Goal of the exercise:
Give back the lines below verbatim, omitting all pictures.

Data provided:
◆ ◆ ◆ ◆

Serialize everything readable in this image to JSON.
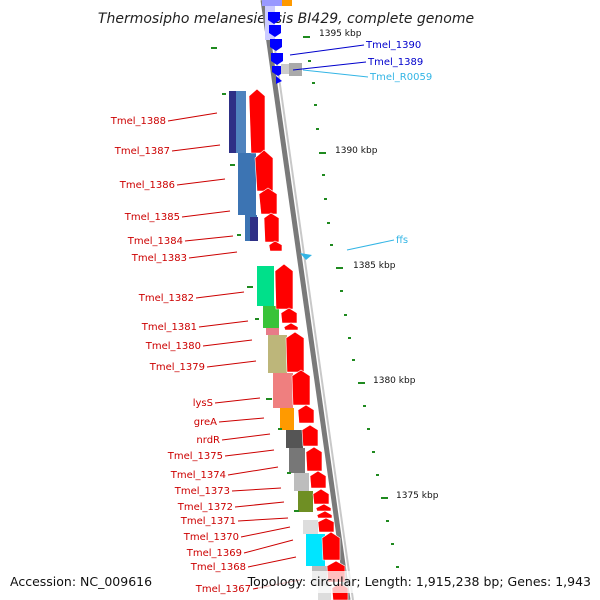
{
  "title": "Thermosipho melanesiensis BI429, complete genome",
  "footer": {
    "accession": "Accession: NC_009616",
    "topology": "Topology: circular; Length: 1,915,238 bp; Genes: 1,943"
  },
  "colors": {
    "cds_red": "#ff0000",
    "label_red": "#cc0000",
    "label_blue": "#0000cc",
    "label_cyan": "#33b5e5",
    "backbone": "#808080",
    "tick_green": "#1f8a1f"
  },
  "tick_labels": [
    "1395 kbp",
    "1390 kbp",
    "1385 kbp",
    "1380 kbp",
    "1375 kbp"
  ],
  "gene_labels": [
    {
      "text": "Tmel_1390",
      "color": "blue"
    },
    {
      "text": "Tmel_1389",
      "color": "blue"
    },
    {
      "text": "Tmel_R0059",
      "color": "cyan"
    },
    {
      "text": "ffs",
      "color": "cyan"
    },
    {
      "text": "Tmel_1388",
      "color": "red"
    },
    {
      "text": "Tmel_1387",
      "color": "red"
    },
    {
      "text": "Tmel_1386",
      "color": "red"
    },
    {
      "text": "Tmel_1385",
      "color": "red"
    },
    {
      "text": "Tmel_1384",
      "color": "red"
    },
    {
      "text": "Tmel_1383",
      "color": "red"
    },
    {
      "text": "Tmel_1382",
      "color": "red"
    },
    {
      "text": "Tmel_1381",
      "color": "red"
    },
    {
      "text": "Tmel_1380",
      "color": "red"
    },
    {
      "text": "Tmel_1379",
      "color": "red"
    },
    {
      "text": "lysS",
      "color": "red"
    },
    {
      "text": "greA",
      "color": "red"
    },
    {
      "text": "nrdR",
      "color": "red"
    },
    {
      "text": "Tmel_1375",
      "color": "red"
    },
    {
      "text": "Tmel_1374",
      "color": "red"
    },
    {
      "text": "Tmel_1373",
      "color": "red"
    },
    {
      "text": "Tmel_1372",
      "color": "red"
    },
    {
      "text": "Tmel_1371",
      "color": "red"
    },
    {
      "text": "Tmel_1370",
      "color": "red"
    },
    {
      "text": "Tmel_1369",
      "color": "red"
    },
    {
      "text": "Tmel_1368",
      "color": "red"
    },
    {
      "text": "Tmel_1367",
      "color": "red"
    }
  ],
  "cog_colors": [
    "#2e2f86",
    "#4f83be",
    "#3c74b3",
    "#00e08a",
    "#39c339",
    "#e87b88",
    "#bdb67a",
    "#ef7f7f",
    "#ff9a00",
    "#555555",
    "#777777",
    "#bdbdbd",
    "#6f8f24",
    "#00e5ff"
  ]
}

◆ ◆ ◆ ◆

Result of the exercise:
Serialize everything readable in this image to JSON.
{
  "title": "Thermosipho melanesiensis BI429, complete genome",
  "footer": {
    "accession": "Accession: NC_009616",
    "topology": "Topology: circular; Length: 1,915,238 bp; Genes: 1,943"
  },
  "colors": {
    "cds_red": "#ff0000",
    "label_red": "#cc0000",
    "label_blue": "#0000cc",
    "label_cyan": "#33b5e5",
    "backbone": "#808080",
    "tick_green": "#1f8a1f"
  },
  "tick_labels": [
    "1395 kbp",
    "1390 kbp",
    "1385 kbp",
    "1380 kbp",
    "1375 kbp"
  ],
  "gene_labels": [
    {
      "text": "Tmel_1390",
      "color": "blue"
    },
    {
      "text": "Tmel_1389",
      "color": "blue"
    },
    {
      "text": "Tmel_R0059",
      "color": "cyan"
    },
    {
      "text": "ffs",
      "color": "cyan"
    },
    {
      "text": "Tmel_1388",
      "color": "red"
    },
    {
      "text": "Tmel_1387",
      "color": "red"
    },
    {
      "text": "Tmel_1386",
      "color": "red"
    },
    {
      "text": "Tmel_1385",
      "color": "red"
    },
    {
      "text": "Tmel_1384",
      "color": "red"
    },
    {
      "text": "Tmel_1383",
      "color": "red"
    },
    {
      "text": "Tmel_1382",
      "color": "red"
    },
    {
      "text": "Tmel_1381",
      "color": "red"
    },
    {
      "text": "Tmel_1380",
      "color": "red"
    },
    {
      "text": "Tmel_1379",
      "color": "red"
    },
    {
      "text": "lysS",
      "color": "red"
    },
    {
      "text": "greA",
      "color": "red"
    },
    {
      "text": "nrdR",
      "color": "red"
    },
    {
      "text": "Tmel_1375",
      "color": "red"
    },
    {
      "text": "Tmel_1374",
      "color": "red"
    },
    {
      "text": "Tmel_1373",
      "color": "red"
    },
    {
      "text": "Tmel_1372",
      "color": "red"
    },
    {
      "text": "Tmel_1371",
      "color": "red"
    },
    {
      "text": "Tmel_1370",
      "color": "red"
    },
    {
      "text": "Tmel_1369",
      "color": "red"
    },
    {
      "text": "Tmel_1368",
      "color": "red"
    },
    {
      "text": "Tmel_1367",
      "color": "red"
    }
  ],
  "cog_colors": [
    "#2e2f86",
    "#4f83be",
    "#3c74b3",
    "#00e08a",
    "#39c339",
    "#e87b88",
    "#bdb67a",
    "#ef7f7f",
    "#ff9a00",
    "#555555",
    "#777777",
    "#bdbdbd",
    "#6f8f24",
    "#00e5ff"
  ]
}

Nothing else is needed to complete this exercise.